— START Material supplied —

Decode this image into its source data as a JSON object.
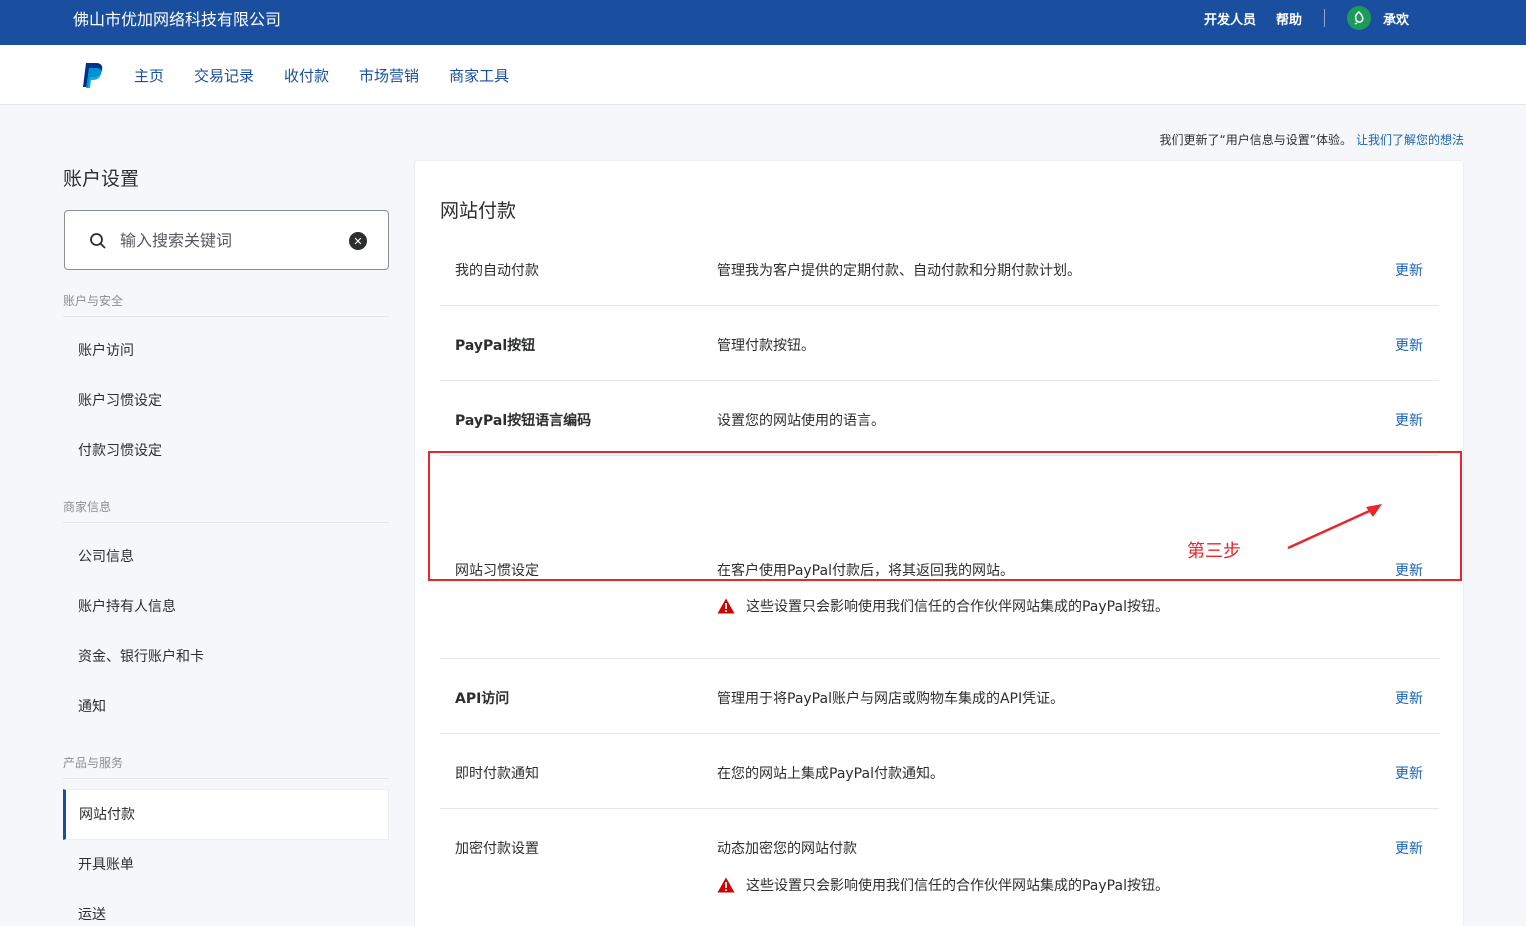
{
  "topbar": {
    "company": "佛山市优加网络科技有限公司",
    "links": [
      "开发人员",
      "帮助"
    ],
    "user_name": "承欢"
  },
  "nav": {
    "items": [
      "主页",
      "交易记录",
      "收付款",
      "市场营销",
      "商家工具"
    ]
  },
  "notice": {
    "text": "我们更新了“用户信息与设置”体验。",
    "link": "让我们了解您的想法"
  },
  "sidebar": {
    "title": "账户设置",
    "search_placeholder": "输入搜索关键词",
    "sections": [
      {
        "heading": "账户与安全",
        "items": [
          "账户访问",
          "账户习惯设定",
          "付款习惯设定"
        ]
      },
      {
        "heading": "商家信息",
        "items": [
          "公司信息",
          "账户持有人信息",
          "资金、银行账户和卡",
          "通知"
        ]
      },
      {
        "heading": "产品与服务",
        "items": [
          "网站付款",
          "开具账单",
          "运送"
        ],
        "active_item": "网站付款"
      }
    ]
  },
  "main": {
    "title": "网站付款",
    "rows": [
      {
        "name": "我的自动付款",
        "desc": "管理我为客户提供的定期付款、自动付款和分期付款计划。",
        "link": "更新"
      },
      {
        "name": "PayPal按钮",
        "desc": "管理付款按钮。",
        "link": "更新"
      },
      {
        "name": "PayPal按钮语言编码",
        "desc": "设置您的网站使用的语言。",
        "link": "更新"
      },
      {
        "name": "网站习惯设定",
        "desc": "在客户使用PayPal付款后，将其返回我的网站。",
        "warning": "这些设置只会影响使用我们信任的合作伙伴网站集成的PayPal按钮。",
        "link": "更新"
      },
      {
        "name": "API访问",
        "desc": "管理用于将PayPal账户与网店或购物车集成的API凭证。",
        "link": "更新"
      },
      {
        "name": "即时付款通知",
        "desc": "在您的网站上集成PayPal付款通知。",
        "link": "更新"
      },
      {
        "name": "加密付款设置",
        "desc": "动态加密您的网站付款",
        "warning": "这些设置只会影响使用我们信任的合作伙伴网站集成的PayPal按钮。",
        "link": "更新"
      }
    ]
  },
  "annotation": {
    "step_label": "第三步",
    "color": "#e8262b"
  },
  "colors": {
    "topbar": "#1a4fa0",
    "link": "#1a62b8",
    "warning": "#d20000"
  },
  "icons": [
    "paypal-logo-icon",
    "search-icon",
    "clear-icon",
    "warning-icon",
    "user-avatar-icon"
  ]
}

— END Material supplied —
— START Material supplied —

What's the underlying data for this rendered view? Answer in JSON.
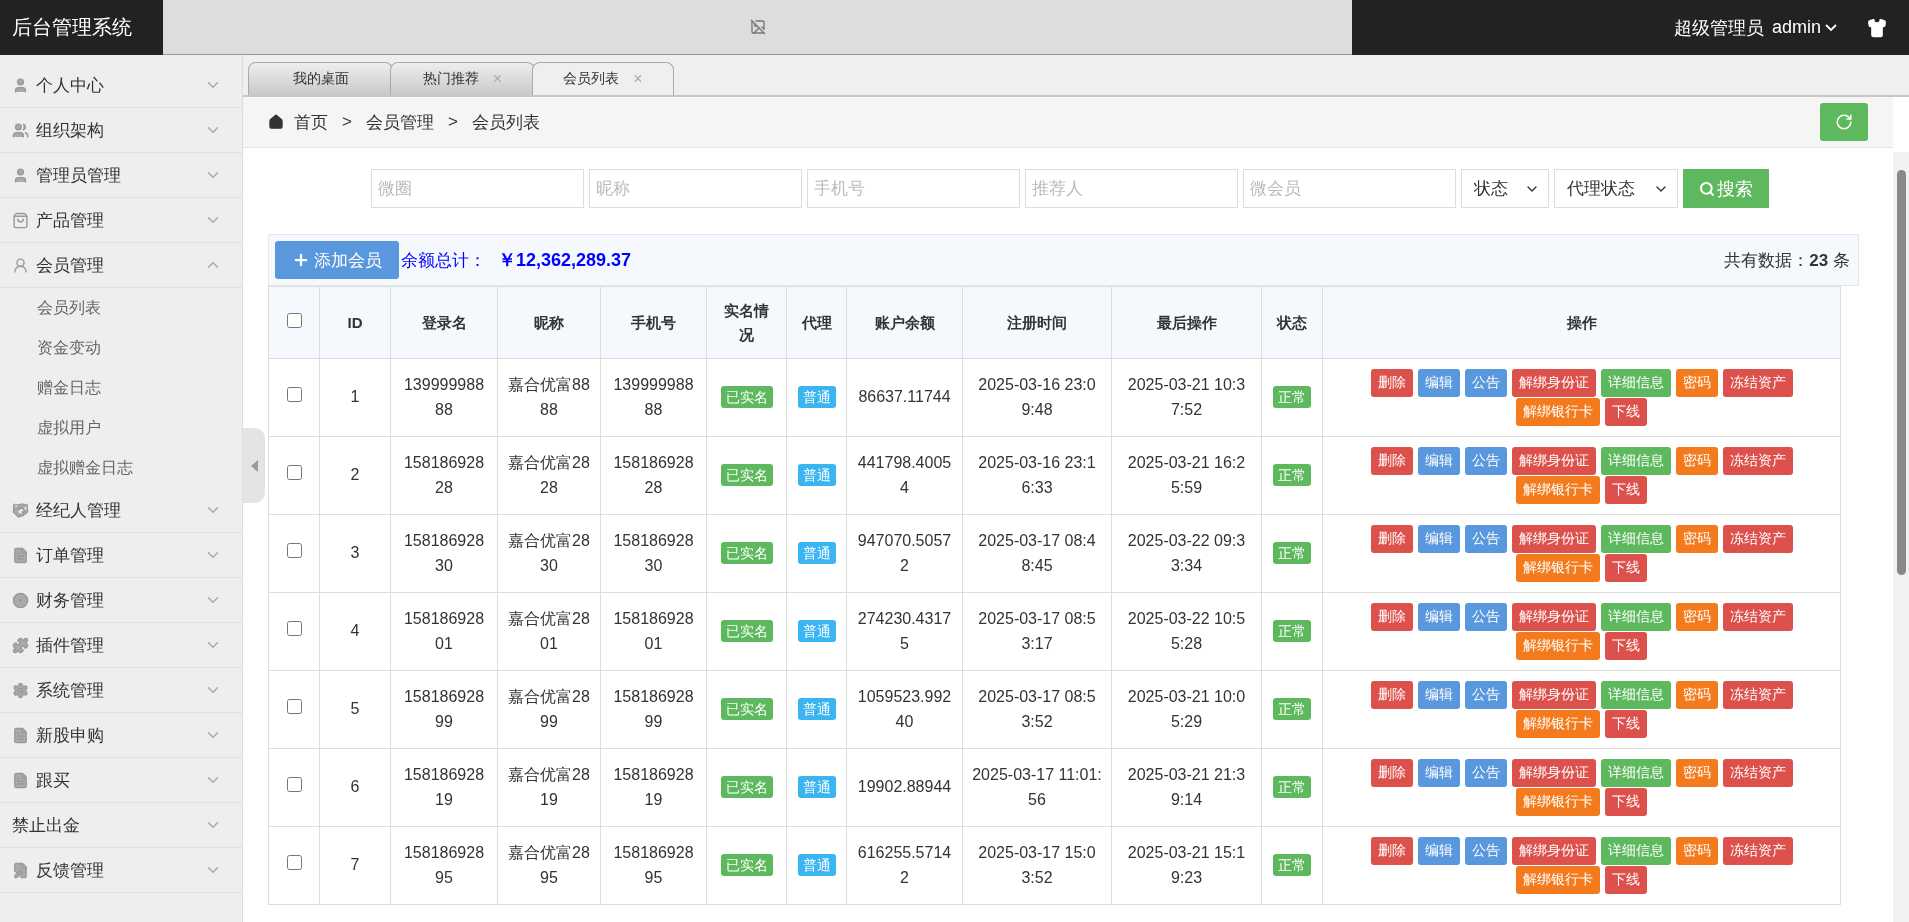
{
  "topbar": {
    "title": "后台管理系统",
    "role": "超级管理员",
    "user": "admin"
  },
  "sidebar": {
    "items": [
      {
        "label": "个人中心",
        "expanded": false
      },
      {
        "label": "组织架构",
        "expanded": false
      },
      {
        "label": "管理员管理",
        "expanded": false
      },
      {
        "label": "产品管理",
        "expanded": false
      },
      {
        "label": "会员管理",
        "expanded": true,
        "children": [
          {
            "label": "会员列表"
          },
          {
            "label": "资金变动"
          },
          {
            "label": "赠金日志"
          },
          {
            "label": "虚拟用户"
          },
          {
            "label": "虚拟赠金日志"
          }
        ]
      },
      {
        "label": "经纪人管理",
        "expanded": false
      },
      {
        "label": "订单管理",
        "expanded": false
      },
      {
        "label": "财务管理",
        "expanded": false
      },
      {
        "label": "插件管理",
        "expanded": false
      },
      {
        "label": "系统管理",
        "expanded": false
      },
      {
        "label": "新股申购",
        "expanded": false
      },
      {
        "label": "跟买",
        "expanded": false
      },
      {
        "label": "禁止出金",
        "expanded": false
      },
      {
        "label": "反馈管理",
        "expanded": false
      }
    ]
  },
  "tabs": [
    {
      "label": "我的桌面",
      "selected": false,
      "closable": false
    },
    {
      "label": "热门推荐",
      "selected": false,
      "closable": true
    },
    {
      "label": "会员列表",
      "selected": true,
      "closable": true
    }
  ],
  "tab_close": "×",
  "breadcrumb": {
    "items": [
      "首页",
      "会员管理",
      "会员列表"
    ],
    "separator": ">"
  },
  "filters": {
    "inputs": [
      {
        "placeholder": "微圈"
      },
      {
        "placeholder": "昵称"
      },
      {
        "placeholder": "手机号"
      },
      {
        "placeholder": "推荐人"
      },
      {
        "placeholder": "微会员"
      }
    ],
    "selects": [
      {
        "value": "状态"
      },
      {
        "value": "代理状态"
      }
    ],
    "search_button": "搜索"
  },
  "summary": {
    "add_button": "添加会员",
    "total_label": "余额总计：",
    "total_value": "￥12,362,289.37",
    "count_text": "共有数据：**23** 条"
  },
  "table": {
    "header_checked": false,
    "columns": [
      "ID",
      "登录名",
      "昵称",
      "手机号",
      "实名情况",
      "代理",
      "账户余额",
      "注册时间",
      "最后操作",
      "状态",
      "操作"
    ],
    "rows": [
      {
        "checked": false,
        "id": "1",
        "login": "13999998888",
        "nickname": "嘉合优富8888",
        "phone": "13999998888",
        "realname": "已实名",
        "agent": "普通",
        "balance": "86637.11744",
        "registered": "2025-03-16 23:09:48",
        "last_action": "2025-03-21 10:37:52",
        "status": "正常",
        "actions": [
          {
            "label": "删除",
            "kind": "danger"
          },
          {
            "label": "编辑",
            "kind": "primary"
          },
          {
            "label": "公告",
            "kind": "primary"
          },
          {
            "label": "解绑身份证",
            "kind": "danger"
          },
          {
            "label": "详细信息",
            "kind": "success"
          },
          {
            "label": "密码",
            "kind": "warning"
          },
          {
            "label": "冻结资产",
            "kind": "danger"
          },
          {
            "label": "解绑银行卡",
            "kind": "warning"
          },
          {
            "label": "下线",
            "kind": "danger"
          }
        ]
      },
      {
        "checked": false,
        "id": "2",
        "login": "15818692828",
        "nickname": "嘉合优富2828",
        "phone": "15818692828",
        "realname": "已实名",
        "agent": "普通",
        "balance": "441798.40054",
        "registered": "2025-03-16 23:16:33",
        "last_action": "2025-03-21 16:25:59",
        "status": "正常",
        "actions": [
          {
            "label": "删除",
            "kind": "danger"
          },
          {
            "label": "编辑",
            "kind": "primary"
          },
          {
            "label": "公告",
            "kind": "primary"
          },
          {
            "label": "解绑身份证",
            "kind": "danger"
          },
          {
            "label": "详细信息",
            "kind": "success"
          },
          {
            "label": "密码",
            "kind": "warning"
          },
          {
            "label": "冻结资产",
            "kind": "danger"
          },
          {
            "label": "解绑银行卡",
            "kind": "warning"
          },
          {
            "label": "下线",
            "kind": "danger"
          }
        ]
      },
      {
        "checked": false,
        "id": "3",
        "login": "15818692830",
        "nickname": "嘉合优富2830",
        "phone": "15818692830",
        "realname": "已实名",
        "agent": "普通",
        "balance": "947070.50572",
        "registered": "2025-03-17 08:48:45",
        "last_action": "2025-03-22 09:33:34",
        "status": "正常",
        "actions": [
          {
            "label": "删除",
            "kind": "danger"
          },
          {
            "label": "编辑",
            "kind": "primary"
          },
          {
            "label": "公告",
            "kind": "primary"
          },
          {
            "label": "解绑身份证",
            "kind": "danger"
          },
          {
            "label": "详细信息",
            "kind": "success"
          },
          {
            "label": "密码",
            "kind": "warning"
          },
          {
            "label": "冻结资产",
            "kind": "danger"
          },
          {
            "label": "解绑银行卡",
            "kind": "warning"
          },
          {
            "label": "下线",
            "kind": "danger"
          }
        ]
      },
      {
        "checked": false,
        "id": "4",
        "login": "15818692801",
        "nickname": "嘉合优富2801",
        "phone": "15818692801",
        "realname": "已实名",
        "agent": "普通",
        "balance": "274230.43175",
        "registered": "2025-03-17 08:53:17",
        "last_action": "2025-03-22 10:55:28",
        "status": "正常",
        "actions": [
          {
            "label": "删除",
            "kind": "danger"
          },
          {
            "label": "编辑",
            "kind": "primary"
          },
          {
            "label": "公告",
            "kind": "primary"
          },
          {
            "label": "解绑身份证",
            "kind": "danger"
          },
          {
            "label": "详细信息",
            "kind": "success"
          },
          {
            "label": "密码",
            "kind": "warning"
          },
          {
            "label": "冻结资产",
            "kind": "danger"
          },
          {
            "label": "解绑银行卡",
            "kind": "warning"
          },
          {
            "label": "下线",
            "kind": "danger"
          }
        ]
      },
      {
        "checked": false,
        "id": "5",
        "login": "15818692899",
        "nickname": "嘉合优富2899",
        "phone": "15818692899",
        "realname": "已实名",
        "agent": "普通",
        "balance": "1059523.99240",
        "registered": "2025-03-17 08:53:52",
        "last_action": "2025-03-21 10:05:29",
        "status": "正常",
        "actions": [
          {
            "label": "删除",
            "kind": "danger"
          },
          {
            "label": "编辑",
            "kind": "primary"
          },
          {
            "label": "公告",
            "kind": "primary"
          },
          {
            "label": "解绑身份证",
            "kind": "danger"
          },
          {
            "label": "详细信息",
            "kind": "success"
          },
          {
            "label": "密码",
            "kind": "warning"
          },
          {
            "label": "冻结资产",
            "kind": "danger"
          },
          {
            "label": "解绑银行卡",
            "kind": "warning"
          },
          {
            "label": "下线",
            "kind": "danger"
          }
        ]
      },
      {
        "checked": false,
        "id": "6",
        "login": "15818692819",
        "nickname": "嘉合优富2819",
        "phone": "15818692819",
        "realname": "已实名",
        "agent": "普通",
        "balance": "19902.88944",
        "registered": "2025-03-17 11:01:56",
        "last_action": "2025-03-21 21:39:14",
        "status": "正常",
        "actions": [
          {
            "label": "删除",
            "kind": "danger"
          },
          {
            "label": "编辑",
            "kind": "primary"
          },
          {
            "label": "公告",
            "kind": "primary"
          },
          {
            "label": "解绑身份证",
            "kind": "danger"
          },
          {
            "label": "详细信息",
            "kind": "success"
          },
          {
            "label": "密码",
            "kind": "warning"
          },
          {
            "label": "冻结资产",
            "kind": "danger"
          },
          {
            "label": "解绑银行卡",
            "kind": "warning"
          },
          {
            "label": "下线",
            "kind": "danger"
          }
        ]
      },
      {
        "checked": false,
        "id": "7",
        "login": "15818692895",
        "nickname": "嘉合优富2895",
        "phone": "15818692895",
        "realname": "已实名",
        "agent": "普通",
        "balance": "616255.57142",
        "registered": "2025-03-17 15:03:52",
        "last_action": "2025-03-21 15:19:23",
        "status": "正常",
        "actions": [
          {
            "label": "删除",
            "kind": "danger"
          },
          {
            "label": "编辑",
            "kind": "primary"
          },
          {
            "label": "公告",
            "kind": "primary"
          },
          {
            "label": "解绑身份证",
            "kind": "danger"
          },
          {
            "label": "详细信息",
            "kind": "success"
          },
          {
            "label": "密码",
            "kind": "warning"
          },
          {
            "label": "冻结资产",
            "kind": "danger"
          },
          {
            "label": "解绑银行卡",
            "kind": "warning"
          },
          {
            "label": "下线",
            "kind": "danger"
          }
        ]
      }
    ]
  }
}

— END Material supplied —
— START Material supplied —

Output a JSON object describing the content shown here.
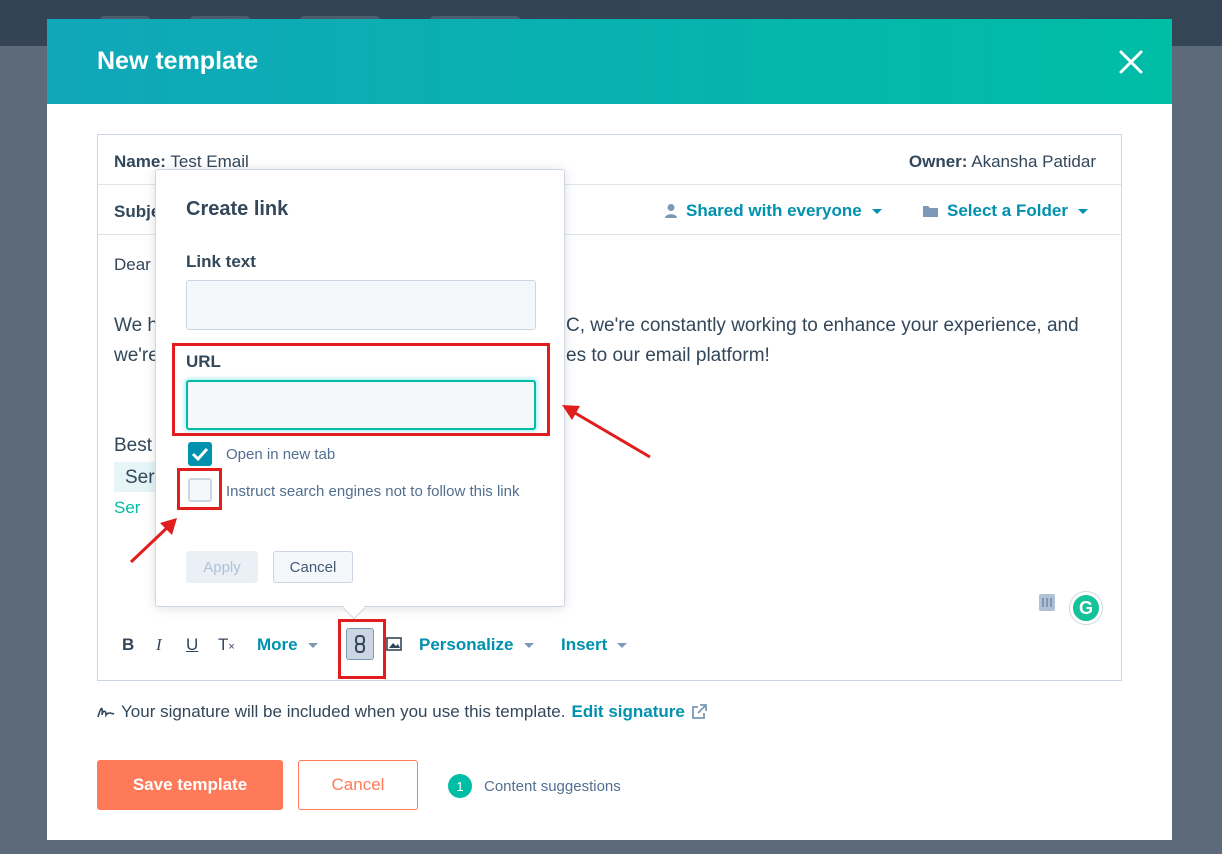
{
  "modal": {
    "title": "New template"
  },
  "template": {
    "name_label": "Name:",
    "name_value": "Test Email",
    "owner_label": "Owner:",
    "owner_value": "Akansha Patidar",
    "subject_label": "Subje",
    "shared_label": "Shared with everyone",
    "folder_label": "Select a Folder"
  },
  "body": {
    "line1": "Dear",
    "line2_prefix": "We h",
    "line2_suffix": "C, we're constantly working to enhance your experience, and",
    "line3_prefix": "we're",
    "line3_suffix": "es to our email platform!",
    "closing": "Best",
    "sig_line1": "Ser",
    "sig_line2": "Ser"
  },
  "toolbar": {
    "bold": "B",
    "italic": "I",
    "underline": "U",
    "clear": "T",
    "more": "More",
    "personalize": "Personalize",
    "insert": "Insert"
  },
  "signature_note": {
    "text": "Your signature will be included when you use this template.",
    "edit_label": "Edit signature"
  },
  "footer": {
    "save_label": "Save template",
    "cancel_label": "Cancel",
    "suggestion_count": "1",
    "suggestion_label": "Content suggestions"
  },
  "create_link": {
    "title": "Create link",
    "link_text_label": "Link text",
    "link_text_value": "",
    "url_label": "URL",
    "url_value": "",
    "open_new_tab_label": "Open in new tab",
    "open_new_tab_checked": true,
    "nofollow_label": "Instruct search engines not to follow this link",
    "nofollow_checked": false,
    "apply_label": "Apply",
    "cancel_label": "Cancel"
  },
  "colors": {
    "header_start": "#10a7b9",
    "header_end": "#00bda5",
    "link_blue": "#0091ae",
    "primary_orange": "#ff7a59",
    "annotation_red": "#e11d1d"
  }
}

— END Material supplied —

All lines above containing the string "object" are to be collected.

Written answer →
Decode this image into its source data as a JSON object.
Output a JSON object describing the content shown here.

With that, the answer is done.